→ JOB: Pull each line holding the word "welke" from the data.

------ EXTRACTED ENTRIES ------

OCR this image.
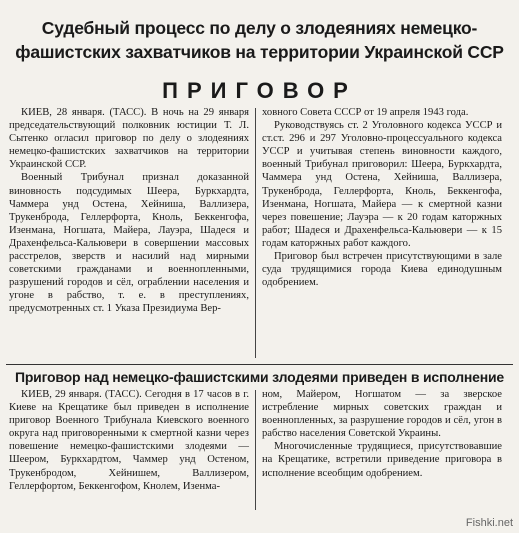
Судебный процесс по делу о злодеяниях немецко-фашистских захватчиков на территории Украинской ССР
ПРИГОВОР

КИЕВ, 28 января. (ТАСС). В ночь на 29 января председательствующий полковник юстиции Т. Л. Сытенко огласил приговор по делу о злодеяниях немецко-фашистских захватчиков на территории Украинской ССР.

Военный Трибунал признал доказанной виновность подсудимых Шеера, Буркхардта, Чаммера унд Остена, Хейнишa, Валлизера, Трукенброда, Геллерфорта, Кноль, Беккенгофа, Изенмана, Ногшата, Майера, Лауэра, Шадеся и Драхенфельса-Кальювери в совершении массовых расстрелов, зверств и насилий над мирными советскими гражданами и военнопленными, разрушений городов и сёл, ограблении населения и угоне в рабство, т. е. в преступлениях, предусмотренных ст. 1 Указа Президиума Вер-

ховного Совета СССР от 19 апреля 1943 года.

Руководствуясь ст. 2 Уголовного кодекса УССР и ст.ст. 296 и 297 Уголовно-процессуального кодекса УССР и учитывая степень виновности каждого, военный Трибунал приговорил: Шеера, Буркхардта, Чаммера унд Остена, Хейнишa, Валлизера, Трукенброда, Геллерфорта, Кноль, Беккенгофа, Изенмана, Ногшата, Майера — к смертной казни через повешение; Лауэра — к 20 годам каторжных работ; Шадеся и Драхенфельса-Кальювери — к 15 годам каторжных работ каждого.

Приговор был встречен присутствующими в зале суда трудящимися города Киева единодушным одобрением.

Приговор над немецко-фашистскими злодеями приведен в исполнение

КИЕВ, 29 января. (ТАСС). Сегодня в 17 часов в г. Киеве на Крещатике был приведен в исполнение приговор Военного Трибунала Киевского военного округа над приговоренными к смертной казни через повешение немецко-фашистскими злодеями — Шеером, Буркхардтом, Чаммер унд Остеном, Трукенбродом, Хейнишем, Валлизером, Геллерфортом, Беккенгофом, Кнолем, Изенма-

ном, Майером, Ногшатом — за зверское истребление мирных советских граждан и военнопленных, за разрушение городов и сёл, угон в рабство населения Советской Украины.

Многочисленные трудящиеся, присутствовавшие на Крещатике, встретили приведение приговора в исполнение всеобщим одобрением.

Fishki.net
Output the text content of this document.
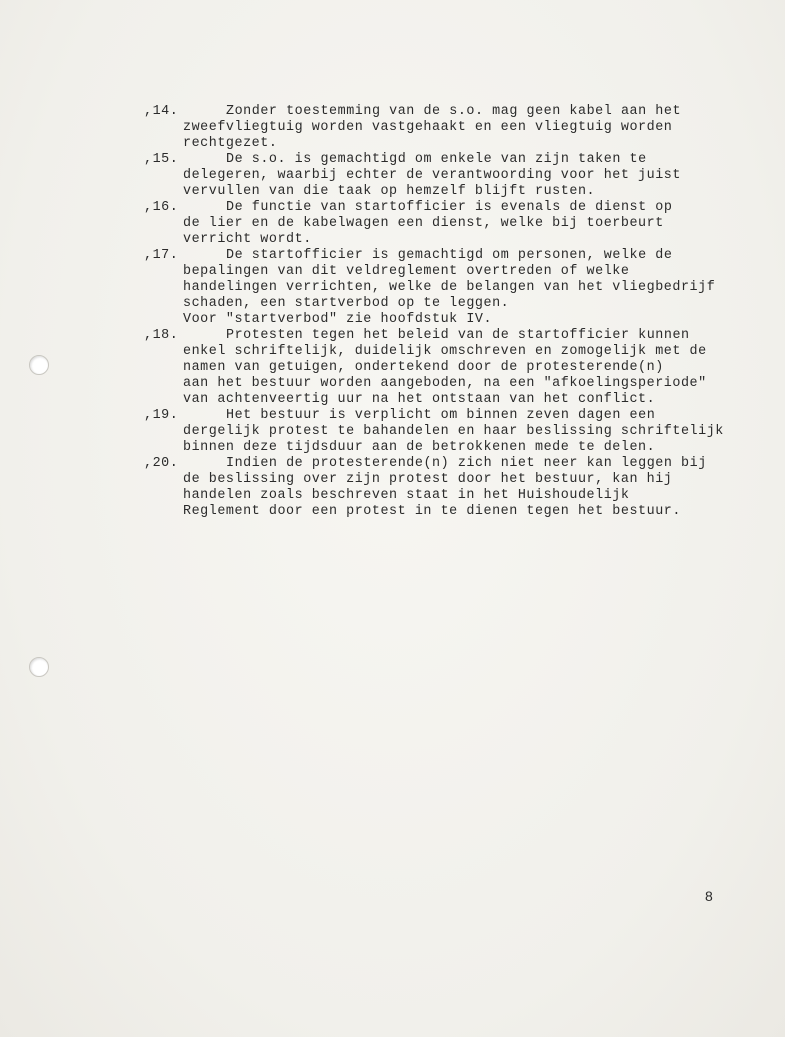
,14.	Zonder toestemming van de s.o. mag geen kabel aan het
zweefvliegtuig worden vastgehaakt en een vliegtuig worden
rechtgezet.
,15.	De s.o. is gemachtigd om enkele van zijn taken te
delegeren, waarbij echter de verantwoording voor het juist
vervullen van die taak op hemzelf blijft rusten.
,16.	De functie van startofficier is evenals de dienst op
de lier en de kabelwagen een dienst, welke bij toerbeurt
verricht wordt.
,17.	De startofficier is gemachtigd om personen, welke de
bepalingen van dit veldreglement overtreden of welke
handelingen verrichten, welke de belangen van het vliegbedrijf
schaden, een startverbod op te leggen.
Voor "startverbod" zie hoofdstuk IV.
,18.	Protesten tegen het beleid van de startofficier kunnen
enkel schriftelijk, duidelijk omschreven en zomogelijk met de
namen van getuigen, ondertekend door de protesterende(n)
aan het bestuur worden aangeboden, na een "afkoelingsperiode"
van achtenveertig uur na het ontstaan van het conflict.
,19.	Het bestuur is verplicht om binnen zeven dagen een
dergelijk protest te bahandelen en haar beslissing schriftelijk
binnen deze tijdsduur aan de betrokkenen mede te delen.
,20.	Indien de protesterende(n) zich niet neer kan leggen bij
de beslissing over zijn protest door het bestuur, kan hij
handelen zoals beschreven staat in het Huishoudelijk
Reglement door een protest in te dienen tegen het bestuur.
8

------

→ FULL ANSWER:
de lier en de kabelwagen een dienst, welke bij toerbeurt
,17.	De startofficier is gemachtigd om personen, welke de
bepalingen van dit veldreglement overtreden of welke
handelingen verrichten, welke de belangen van het vliegbedrijf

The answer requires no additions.